WRITTEN PROBLEM → Keep only the lines that hold the string "Количество", filtering out the rest of the entries below.

TASK MATERIAL →

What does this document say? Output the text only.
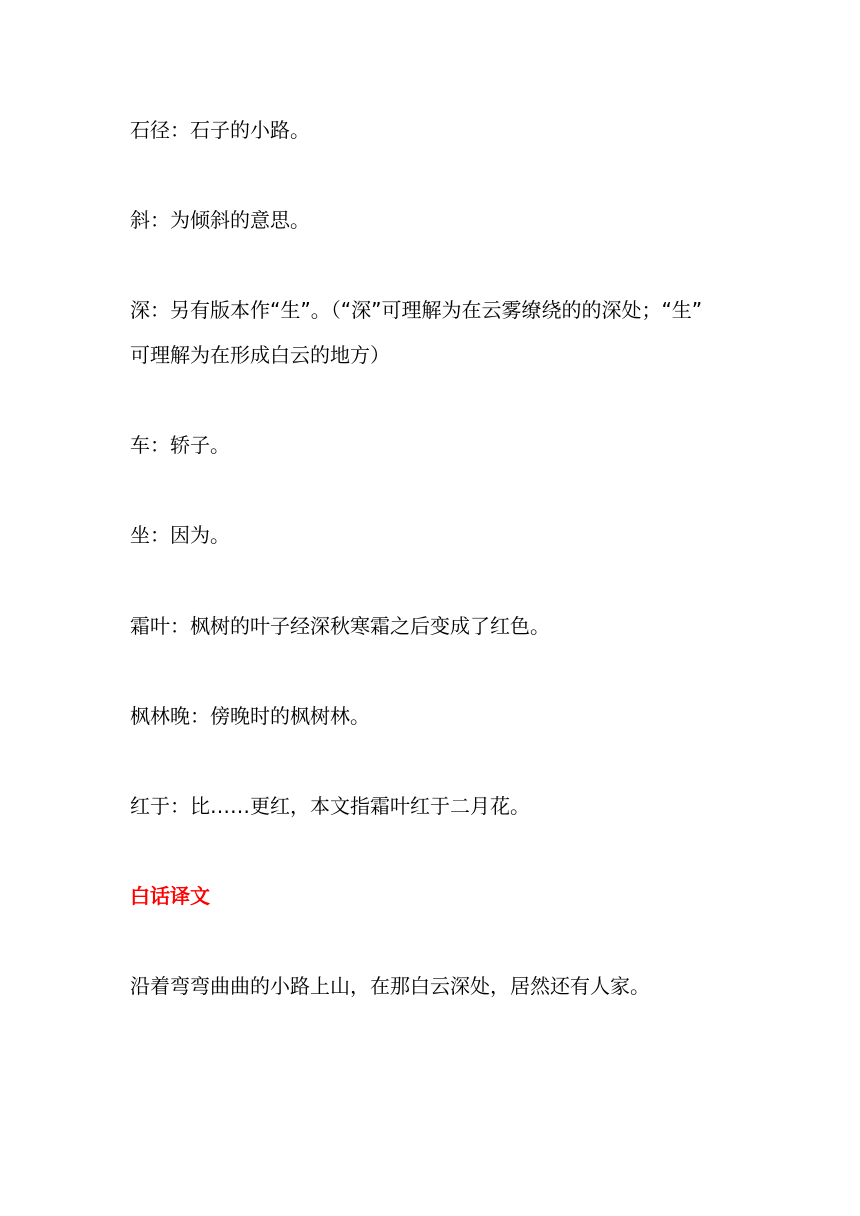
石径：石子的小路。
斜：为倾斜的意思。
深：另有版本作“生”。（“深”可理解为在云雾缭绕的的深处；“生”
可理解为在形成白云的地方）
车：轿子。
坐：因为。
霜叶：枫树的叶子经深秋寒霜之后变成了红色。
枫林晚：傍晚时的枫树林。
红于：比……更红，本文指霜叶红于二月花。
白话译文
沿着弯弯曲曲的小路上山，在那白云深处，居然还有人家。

---

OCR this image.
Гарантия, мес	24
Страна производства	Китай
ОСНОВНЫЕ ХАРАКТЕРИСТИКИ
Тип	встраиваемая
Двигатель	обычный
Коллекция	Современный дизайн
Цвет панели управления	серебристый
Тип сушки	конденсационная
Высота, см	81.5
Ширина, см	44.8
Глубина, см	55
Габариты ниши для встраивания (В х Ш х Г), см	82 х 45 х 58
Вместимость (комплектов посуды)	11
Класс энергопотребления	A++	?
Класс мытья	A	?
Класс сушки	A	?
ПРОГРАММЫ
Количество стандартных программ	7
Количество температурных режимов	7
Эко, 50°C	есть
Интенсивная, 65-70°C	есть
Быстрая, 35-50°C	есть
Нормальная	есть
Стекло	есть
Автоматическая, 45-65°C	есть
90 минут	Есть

WRITTEN RESPONSE →
Количество стандартных программ	7
Количество температурных режимов	7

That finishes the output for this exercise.